-------- SOURCE EXTRACT --------

This amazing image was submitted by Jon Talbot. We are honored and happy to share this with the Stellarvue family. To "Own the Night" Jon used his 152mm Stellarvue triplet apo refractor.
The Veil Nebula is a cloud of heated and ionized gas and dust in the constellation Cygnus. It constitutes the visible portions of the Cygnus Loop (radio source W78, or Sharpless 103), a large but relatively faint supernova remnant. The source supernova exploded some 5,000 to 8,000 years ago, and the remnants have since expanded to cover an area roughly 3 degrees in diameter (about 6 times the diameter, or 36 times the area, of the full moon). The distance to the nebula is not precisely known, but Far Ultraviolet Spectroscopic Explorer (FUSE) data supports a distance of about 1,470 light-years.[2]
This image is a mosaic of 4 panels in LRGB taken with a SBIG STL full frame camera and 6 panels of 3nm Narrow Band images taken with a QSI 583 camera on a Stellarvue SVS130 f5 refractor.

-------- RECORD EXCERPTS --------

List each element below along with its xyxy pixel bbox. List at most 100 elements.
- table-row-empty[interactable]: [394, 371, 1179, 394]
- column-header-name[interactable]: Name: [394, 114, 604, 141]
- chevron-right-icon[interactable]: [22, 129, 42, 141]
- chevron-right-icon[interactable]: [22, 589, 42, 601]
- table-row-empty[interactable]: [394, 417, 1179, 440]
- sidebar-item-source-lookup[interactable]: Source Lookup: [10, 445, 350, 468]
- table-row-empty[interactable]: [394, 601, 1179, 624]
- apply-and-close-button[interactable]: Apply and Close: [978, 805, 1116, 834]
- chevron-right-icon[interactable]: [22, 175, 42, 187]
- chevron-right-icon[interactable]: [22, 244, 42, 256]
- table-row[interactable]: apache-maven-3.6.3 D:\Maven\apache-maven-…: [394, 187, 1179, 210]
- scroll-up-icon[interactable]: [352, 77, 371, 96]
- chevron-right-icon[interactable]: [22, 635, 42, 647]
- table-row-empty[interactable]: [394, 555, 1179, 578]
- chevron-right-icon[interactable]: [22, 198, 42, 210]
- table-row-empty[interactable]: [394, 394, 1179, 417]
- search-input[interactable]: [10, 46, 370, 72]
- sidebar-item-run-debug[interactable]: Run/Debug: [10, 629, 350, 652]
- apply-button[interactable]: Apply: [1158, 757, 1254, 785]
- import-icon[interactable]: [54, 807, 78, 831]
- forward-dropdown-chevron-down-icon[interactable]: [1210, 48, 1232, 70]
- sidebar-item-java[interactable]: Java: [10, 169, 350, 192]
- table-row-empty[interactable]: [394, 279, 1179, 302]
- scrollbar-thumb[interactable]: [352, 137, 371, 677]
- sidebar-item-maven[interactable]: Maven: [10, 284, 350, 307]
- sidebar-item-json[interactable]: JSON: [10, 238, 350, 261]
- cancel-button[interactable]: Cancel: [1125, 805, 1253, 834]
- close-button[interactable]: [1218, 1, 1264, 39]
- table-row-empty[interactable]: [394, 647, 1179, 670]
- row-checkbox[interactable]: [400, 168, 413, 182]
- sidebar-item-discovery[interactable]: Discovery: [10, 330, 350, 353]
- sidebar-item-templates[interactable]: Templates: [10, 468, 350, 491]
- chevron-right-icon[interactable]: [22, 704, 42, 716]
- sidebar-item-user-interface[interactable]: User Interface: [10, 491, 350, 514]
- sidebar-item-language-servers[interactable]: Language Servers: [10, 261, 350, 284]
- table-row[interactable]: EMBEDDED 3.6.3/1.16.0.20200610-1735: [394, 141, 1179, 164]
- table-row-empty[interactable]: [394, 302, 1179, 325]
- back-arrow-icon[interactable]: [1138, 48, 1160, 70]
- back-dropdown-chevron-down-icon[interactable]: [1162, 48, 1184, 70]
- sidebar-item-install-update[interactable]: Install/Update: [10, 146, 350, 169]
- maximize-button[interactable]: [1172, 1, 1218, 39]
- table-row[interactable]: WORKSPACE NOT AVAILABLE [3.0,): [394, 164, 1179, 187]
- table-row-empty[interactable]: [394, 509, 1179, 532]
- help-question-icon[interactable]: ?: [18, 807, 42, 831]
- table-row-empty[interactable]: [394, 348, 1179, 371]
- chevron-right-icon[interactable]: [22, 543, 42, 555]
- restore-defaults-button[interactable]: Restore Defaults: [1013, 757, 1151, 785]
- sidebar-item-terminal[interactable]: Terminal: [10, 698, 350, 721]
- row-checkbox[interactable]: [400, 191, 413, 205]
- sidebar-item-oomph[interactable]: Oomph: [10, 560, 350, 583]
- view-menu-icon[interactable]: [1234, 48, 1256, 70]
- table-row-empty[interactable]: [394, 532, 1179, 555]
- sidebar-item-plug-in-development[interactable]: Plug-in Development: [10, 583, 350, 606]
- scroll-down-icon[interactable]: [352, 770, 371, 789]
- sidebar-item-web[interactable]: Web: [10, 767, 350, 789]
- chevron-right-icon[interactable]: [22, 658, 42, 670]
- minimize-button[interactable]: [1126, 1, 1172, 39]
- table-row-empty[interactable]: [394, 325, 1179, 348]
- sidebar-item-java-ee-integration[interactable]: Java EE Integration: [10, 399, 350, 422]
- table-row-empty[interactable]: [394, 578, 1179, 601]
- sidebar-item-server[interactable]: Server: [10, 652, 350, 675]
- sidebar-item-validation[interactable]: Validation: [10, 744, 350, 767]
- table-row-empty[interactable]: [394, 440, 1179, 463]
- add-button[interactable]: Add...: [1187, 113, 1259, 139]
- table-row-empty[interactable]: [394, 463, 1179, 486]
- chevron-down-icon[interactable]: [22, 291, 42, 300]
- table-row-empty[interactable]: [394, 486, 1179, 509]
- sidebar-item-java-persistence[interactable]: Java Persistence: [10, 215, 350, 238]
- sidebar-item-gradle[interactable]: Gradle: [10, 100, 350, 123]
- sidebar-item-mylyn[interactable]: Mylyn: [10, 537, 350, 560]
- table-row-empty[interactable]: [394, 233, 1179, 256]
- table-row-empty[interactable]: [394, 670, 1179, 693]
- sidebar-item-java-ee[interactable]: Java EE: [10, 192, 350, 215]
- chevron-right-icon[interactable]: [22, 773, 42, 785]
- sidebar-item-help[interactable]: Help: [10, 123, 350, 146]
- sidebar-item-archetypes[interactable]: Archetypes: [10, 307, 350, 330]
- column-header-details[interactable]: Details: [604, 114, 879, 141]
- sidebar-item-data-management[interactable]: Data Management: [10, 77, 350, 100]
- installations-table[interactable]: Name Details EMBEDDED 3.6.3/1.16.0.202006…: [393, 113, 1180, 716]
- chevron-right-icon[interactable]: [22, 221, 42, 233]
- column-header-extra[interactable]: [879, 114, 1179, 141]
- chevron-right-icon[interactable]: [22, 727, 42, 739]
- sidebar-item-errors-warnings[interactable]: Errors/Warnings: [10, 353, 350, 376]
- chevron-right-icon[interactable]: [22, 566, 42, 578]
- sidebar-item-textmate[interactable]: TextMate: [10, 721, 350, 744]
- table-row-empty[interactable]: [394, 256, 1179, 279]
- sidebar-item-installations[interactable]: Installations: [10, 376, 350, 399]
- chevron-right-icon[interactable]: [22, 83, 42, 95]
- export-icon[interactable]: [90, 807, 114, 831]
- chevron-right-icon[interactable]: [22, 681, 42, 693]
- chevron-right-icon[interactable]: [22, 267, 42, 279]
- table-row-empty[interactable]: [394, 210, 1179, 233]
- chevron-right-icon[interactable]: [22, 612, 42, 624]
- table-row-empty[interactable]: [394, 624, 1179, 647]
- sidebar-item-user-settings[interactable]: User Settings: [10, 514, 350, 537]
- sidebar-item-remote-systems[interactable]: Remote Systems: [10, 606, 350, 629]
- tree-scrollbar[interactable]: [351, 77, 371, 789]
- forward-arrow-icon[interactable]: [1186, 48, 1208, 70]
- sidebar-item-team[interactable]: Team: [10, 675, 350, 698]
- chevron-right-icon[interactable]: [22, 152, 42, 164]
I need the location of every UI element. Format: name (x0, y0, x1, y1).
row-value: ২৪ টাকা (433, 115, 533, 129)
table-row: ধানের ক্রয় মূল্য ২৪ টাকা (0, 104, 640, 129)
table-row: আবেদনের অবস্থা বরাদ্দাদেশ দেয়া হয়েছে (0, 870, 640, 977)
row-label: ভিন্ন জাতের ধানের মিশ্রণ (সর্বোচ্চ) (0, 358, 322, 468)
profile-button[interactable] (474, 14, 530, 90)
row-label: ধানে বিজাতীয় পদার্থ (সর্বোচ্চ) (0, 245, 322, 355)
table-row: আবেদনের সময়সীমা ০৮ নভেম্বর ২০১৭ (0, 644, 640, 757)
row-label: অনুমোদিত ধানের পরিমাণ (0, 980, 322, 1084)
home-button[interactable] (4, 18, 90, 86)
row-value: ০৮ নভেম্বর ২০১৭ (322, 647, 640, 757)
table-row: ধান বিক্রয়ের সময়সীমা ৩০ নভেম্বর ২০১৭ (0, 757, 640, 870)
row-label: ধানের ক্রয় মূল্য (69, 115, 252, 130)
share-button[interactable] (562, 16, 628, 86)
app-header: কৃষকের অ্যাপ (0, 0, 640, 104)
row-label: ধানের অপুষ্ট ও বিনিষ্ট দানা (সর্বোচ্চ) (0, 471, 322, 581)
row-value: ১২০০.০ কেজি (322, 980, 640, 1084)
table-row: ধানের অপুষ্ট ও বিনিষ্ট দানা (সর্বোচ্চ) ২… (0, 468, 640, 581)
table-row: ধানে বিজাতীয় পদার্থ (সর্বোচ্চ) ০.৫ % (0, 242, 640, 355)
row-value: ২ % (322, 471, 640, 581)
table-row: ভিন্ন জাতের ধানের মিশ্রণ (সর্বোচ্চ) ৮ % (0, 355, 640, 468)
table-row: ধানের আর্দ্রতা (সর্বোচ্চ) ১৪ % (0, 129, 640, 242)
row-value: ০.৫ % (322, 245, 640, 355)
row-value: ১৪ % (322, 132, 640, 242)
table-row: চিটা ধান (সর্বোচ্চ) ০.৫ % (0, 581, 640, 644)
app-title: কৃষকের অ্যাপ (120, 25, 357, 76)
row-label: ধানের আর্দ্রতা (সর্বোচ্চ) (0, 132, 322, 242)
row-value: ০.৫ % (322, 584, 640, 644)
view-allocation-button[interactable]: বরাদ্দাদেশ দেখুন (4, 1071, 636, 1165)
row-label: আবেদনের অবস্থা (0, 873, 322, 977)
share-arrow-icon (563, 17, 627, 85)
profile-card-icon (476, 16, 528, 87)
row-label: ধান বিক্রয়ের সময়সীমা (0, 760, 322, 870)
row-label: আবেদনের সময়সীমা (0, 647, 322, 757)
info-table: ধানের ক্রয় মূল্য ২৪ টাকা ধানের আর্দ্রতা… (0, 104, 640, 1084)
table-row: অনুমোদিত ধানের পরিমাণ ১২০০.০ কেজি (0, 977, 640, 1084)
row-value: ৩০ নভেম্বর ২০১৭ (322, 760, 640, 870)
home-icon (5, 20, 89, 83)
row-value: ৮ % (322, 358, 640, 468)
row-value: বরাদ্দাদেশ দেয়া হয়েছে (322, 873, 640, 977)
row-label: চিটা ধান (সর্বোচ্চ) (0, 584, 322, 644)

--------

▸ **REQUIRED WORK**
a) Output everything in the Veil Nebula passage from "The Veil Nebula" down to "SVS130 f5 refractor.".
b) Check each statement against the Veil Nebula passage. Answer yes or no for each, and quote the words that decide it.
(i) The Veil Nebula lies in the constellation Cygnus.
(ii) The remnants cover an area about 36 times the diameter of the full moon.
(iii) The distance to the nebula is precisely known.
c) Translate this sentence from the Veil Nebula passage into Spanish: "The Veil Nebula is a cloud of heated and ionized gas and dust in the constellation Cygnus."
The records have no connection to the Veil Nebula passage.

▸ **FINAL ANSWERS**
a)
The Veil Nebula is a cloud of heated and ionized gas and dust in the constellation Cygnus. It constitutes the visible portions of the Cygnus Loop (radio source W78, or Sharpless 103), a large but relatively faint supernova remnant. The source supernova exploded some 5,000 to 8,000 years ago, and the remnants have since expanded to cover an area roughly 3 degrees in diameter (about 6 times the diameter, or 36 times the area, of the full moon). The distance to the nebula is not precisely known, but Far Ultraviolet Spectroscopic Explorer (FUSE) data supports a distance of about 1,470 light-years.[2]
This image is a mosaic of 4 panels in LRGB taken with a SBIG STL full frame camera and 6 panels of 3nm Narrow Band images taken with a QSI 583 camera on a Stellarvue SVS130 f5 refractor.

b)
(i) Yes: "The Veil Nebula is a cloud of heated and ionized gas and dust in the constellation Cygnus."
(ii) No: "about 6 times the diameter, or 36 times the area, of the full moon"
(iii) No: "The distance to the nebula is not precisely known"

c) La Nebulosa del Velo es una nube de gas y polvo calientes e ionizados en la constelación del Cisne.